** SUPPLIED INFORMATION **
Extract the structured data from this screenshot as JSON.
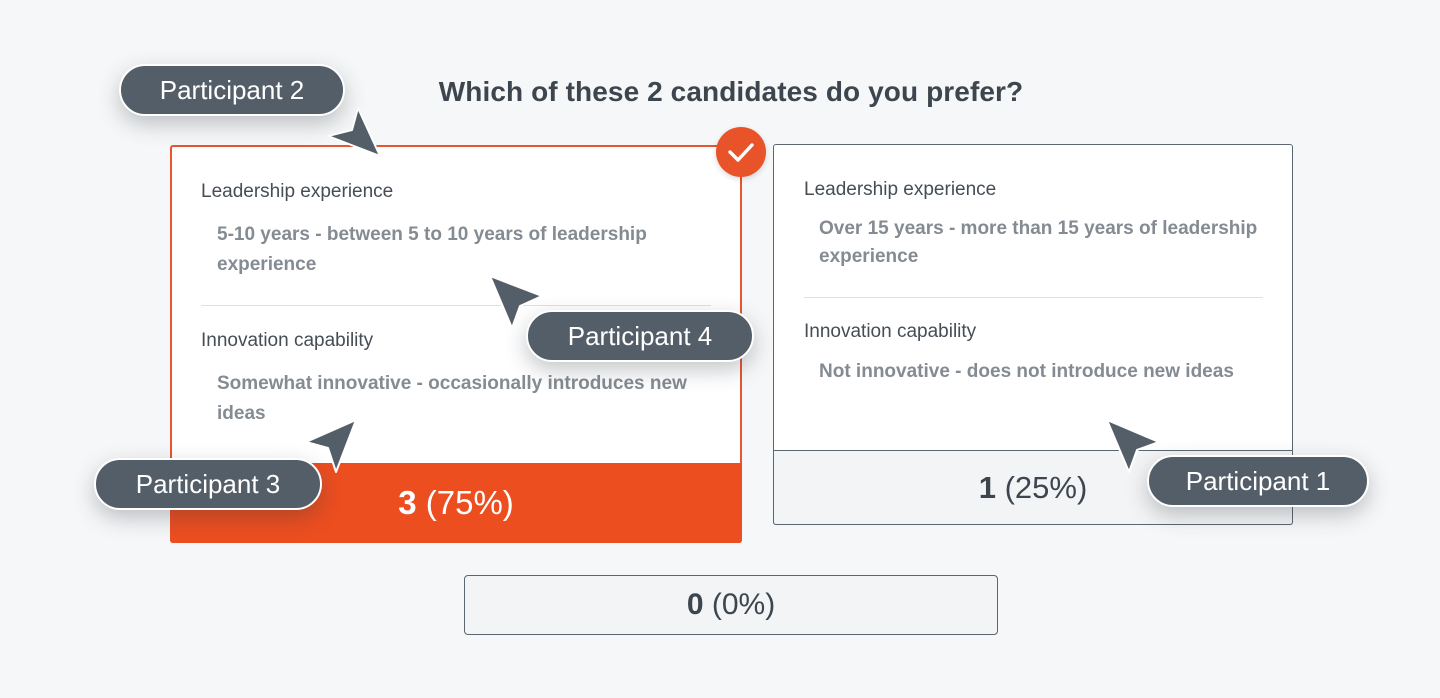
{
  "question": "Which of these 2 candidates do you prefer?",
  "candidates": [
    {
      "selected": true,
      "attributes": [
        {
          "label": "Leadership experience",
          "value": "5-10 years - between 5 to 10 years of leadership experience"
        },
        {
          "label": "Innovation capability",
          "value": "Somewhat innovative - occasionally introduces new ideas"
        }
      ],
      "result": {
        "count": "3",
        "percent": "(75%)"
      }
    },
    {
      "selected": false,
      "attributes": [
        {
          "label": "Leadership experience",
          "value": "Over 15 years - more than 15 years of leadership experience"
        },
        {
          "label": "Innovation capability",
          "value": "Not innovative - does not introduce new ideas"
        }
      ],
      "result": {
        "count": "1",
        "percent": "(25%)"
      }
    }
  ],
  "no_preference_result": {
    "count": "0",
    "percent": "(0%)"
  },
  "participants": [
    {
      "label": "Participant 2"
    },
    {
      "label": "Participant 4"
    },
    {
      "label": "Participant 3"
    },
    {
      "label": "Participant 1"
    }
  ],
  "colors": {
    "accent": "#ec4e20",
    "pill": "#545e68",
    "background": "#f6f7f8"
  },
  "icons": {
    "selected": "check-icon",
    "pointer": "cursor-arrow-icon"
  }
}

** EXERCISE INSTRUCTIONS **
Repeat the data exactly, dropping every picture it holds.

** EXERCISE RESPONSE **
Extract the structured data from this screenshot as JSON.
{
  "question": "Which of these 2 candidates do you prefer?",
  "candidates": [
    {
      "selected": true,
      "attributes": [
        {
          "label": "Leadership experience",
          "value": "5-10 years - between 5 to 10 years of leadership experience"
        },
        {
          "label": "Innovation capability",
          "value": "Somewhat innovative - occasionally introduces new ideas"
        }
      ],
      "result": {
        "count": "3",
        "percent": "(75%)"
      }
    },
    {
      "selected": false,
      "attributes": [
        {
          "label": "Leadership experience",
          "value": "Over 15 years - more than 15 years of leadership experience"
        },
        {
          "label": "Innovation capability",
          "value": "Not innovative - does not introduce new ideas"
        }
      ],
      "result": {
        "count": "1",
        "percent": "(25%)"
      }
    }
  ],
  "no_preference_result": {
    "count": "0",
    "percent": "(0%)"
  },
  "participants": [
    {
      "label": "Participant 2"
    },
    {
      "label": "Participant 4"
    },
    {
      "label": "Participant 3"
    },
    {
      "label": "Participant 1"
    }
  ],
  "colors": {
    "accent": "#ec4e20",
    "pill": "#545e68",
    "background": "#f6f7f8"
  },
  "icons": {
    "selected": "check-icon",
    "pointer": "cursor-arrow-icon"
  }
}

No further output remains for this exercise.